Wer als blinder oder sehbehinderter Mensch im Besitz einer Vorteilscard der ÖBB ist, aber die neuen Fahrkartenautomaten mit Touchscreen nicht benutzen kann, ist auf das Glück angewiesen, dafür nicht noch durch eine Aufzahlung bestraft zu werden.
Jedem Menschen, der hin und wieder die Bahn benutzt wird bislang schon klar gewesen sein, dass man einen Aufpreis (sogenannte Abfertigungsgebühr nach Zif. 18.3 des Österreichischen Personentarifs – ÖPT) zahlen muss, wenn man in einem „besetzten“ Bahnhof, der also über einen besetzten Verkaufsschalter verfügt, ohne gültige Fahrkarte in den Zug einsteigt und das Ticket dann im Zug beim Zugsbegleiter (vulgo Schaffner) kaufen will.
So weit so gut. Nach dem ÖPT gilt aber auch ein Bahnhof, der mit einem Fahrkartenautomaten ausgestattet ist, an dem man eben das konkret benötigte Ticket hätte kaufen können, als „besetzter“ Bahnhof, so dass auch in diesem Fall die Abfertigungsgebühr verrechnet werden darf, wenn man das Ticket trotzdem erst im Zug beim Zugsbegleiter kaufen möchte.
Das bringt aber gerade für blinde und sehbehinderte BahnkundInnen, die im Besitz einer Vorteilscard/blind sind, eine ziemlich diskriminierende Situation. Die neuen Fahrkartenautomaten ermöglichen auch den Kauf eines Vorteilstickets für blinde Menschen mit der 50% Fahrpreisermäßigung und der kostenlosen Mitnahme einer Begleitperson. Das Problem ist nur, dass die neuen Automaten lediglich über Touchscreen verfügen und so für blinde und viele sehbehinderte Menschen nicht bedienbar sind. Wenn auf einem Bahnhof nun kein Verkaufsschalter existiert, sondern nur ein solcher unbedienbarer Fahrkartenautomat, so bleibt dem blinden und sehbehinderten Fahrgast nurmehr die Möglichkeit, das Ticket im Zug beim Zugsbegleiter zu erwerben. Doch das bedeutete bereits in einigen Fällen, dass zum Ticket noch die sogenannte Abfertigungsgebühr verrechnet wurde.

## Arbeitsauftrag 1
Geben Sie den Ausgangstext über die Abfertigungsgebühr wortgetreu wieder, und zwar ab der Stelle mit den Worten „Jedem Menschen, der“ bis einschließlich „Schaffner) kaufen will.“.
## Arbeitsauftrag 2
Schreiben Sie den Text über die Touchscreen-Automaten der ÖBB im Anschluss an seinen letzten Satz weiter.
Die Auflistung spielt hierfür keine Rolle.

## Datenauszüge
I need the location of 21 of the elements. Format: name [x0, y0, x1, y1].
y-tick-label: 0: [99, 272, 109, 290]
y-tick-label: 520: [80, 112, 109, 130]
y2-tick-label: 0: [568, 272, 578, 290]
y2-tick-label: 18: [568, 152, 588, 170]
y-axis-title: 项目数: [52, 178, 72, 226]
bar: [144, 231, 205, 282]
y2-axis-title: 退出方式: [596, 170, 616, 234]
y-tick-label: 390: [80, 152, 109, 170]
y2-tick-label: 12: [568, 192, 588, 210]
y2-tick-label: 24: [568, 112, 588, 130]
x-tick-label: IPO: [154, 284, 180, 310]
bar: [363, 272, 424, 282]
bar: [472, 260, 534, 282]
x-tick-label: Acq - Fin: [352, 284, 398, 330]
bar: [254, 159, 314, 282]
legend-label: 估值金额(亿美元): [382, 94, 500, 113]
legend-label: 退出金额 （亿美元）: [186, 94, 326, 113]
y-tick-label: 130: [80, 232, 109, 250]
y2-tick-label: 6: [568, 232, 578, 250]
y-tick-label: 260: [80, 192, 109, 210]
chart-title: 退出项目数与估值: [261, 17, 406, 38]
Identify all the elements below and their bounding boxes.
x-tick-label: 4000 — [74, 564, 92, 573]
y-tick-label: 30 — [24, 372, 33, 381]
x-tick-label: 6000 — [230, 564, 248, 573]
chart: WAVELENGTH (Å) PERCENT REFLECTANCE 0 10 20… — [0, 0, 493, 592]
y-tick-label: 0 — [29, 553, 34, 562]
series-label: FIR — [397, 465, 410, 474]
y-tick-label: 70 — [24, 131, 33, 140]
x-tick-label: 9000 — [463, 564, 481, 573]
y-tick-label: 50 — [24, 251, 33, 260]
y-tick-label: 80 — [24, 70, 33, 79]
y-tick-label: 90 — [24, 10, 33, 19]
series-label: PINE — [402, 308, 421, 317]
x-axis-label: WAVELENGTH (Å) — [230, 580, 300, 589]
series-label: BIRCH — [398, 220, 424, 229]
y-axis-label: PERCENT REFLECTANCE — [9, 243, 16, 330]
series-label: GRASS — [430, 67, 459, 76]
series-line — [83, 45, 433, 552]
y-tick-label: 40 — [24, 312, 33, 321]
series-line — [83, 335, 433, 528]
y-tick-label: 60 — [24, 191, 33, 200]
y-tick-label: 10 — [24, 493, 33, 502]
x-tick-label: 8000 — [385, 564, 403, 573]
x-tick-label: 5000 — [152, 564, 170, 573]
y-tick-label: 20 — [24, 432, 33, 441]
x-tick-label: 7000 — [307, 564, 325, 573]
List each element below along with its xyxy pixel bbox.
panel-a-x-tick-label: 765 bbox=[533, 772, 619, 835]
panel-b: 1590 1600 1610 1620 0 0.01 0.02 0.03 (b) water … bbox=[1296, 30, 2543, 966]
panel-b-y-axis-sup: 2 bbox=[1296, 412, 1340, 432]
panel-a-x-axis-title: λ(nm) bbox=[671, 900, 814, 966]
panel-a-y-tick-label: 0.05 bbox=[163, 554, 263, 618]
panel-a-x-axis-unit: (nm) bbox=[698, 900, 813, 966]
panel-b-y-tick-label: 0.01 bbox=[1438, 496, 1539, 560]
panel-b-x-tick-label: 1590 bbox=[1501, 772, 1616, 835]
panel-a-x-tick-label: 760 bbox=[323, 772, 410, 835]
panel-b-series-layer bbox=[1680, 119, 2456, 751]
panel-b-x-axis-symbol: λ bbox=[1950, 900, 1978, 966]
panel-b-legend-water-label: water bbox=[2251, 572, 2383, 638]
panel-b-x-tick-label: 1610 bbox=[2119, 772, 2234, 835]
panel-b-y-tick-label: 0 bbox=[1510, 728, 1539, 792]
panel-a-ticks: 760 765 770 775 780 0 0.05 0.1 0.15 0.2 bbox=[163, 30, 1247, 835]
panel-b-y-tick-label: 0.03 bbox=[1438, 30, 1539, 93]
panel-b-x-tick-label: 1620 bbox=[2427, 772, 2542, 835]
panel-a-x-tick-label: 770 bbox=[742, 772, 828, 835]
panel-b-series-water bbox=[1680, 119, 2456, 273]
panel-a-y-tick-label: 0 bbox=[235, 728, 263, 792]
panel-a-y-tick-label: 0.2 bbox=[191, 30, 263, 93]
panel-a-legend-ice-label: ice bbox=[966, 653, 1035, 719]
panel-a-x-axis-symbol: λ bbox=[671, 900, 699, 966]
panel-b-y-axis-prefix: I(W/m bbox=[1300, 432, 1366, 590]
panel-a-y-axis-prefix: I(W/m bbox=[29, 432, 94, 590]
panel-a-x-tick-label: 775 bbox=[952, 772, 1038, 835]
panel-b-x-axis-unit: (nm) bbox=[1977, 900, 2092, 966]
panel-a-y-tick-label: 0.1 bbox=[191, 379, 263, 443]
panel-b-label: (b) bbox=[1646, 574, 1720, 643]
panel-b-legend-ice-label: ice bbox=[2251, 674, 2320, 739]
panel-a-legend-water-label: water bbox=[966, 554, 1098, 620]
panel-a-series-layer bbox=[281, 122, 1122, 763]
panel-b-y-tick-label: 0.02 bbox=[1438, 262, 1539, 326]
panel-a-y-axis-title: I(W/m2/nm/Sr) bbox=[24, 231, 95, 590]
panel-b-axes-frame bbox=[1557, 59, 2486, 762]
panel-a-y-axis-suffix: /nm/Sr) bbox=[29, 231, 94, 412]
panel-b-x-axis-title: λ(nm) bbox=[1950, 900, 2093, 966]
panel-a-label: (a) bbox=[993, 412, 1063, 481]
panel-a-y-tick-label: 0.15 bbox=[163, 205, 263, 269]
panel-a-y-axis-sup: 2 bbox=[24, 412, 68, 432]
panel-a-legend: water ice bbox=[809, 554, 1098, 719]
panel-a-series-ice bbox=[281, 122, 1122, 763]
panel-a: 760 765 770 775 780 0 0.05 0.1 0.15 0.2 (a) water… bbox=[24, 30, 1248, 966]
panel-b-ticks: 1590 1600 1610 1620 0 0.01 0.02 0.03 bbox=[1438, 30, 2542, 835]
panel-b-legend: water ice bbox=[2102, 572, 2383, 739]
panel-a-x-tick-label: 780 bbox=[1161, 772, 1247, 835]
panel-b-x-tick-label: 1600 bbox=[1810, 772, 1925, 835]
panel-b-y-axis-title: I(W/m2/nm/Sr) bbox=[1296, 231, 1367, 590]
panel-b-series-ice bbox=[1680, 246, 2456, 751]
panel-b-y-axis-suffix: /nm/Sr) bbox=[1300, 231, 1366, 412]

## Antwortfeld 1
Jedem Menschen, der hin und wieder die Bahn benutzt wird bislang schon klar gewesen sein, dass man einen Aufpreis (sogenannte Abfertigungsgebühr nach Zif. 18.3 des Österreichischen Personentarifs – ÖPT) zahlen muss, wenn man in einem „besetzten“ Bahnhof, der also über einen besetzten Verkaufsschalter verfügt, ohne gültige Fahrkarte in den Zug einsteigt und das Ticket dann im Zug beim Zugsbegleiter (vulgo Schaffner) kaufen will.

## Antwortfeld 2
Diese behindertendiskriminierende Situation im Bereich der ÖBB nahmen Wolfgang Kremser vom gemeinsamen Verkehrsgremium der Sehbehinderten- und Blindenorganisationen der Ostregion und Dietmar Graff als Leiter des Verkehrsgremiums des Österreichischen Blinden- und Sehbehindertenverbandes zum Anlass, sich direkt an die ÖBB zu wenden. Die Antwort vom 19. Dezember 2002 war eher ernüchternd.
Zunächst wurde seitens der ÖBB bestätigt, dass die Rechtslage tatsächlich so ist und eine Ausnahmebestimmung für blinde oder sehbehinderte Fahrgäste nicht existiert. Als schwacher Trost sollte offenbar folgende Aussage der ÖBB zu verstehen sein: „Durch eine entsprechende interne Dienstanweisung ist es dem Zugbegleiter aber freigestellt, ob er diese Nebengebühr einhebt oder nicht. Die Einhebung ist von den jeweiligen Umständen abhängig; in den meisten Fällen wird der Zugbegleiter aber auf die Einhebung der Nebengebühr nicht verzichten.“
Lebensrealitäten wie diese machen es immer wieder unmissverständlich deutlich: „Das Ziel muss ein Behindertengleichstellungsgesetz sein, das den Einsatz von Fahrkartenschaltern, die behinderte Menschen von der Benutzung ausschließen, verbietet und erforderlichenfalls geeignete Sonderbestimmungen für behinderte KundInnen vorsieht!“ Nur so kann das Benachteiligungsverbot für behinderte Menschen und das Staatsziel der Gleichbehandlung behinderter und nichtbehinderter Menschen in allen Bereichen des täglichen Lebens gemäß Art. 7 Abs. 1 der Österr. Bundesverfassung auch gelebte Realität werden. Behindertengleichstellung darf nicht zur Glückssache degradiert werden, sondern muss ein durchsetzbares Recht werden!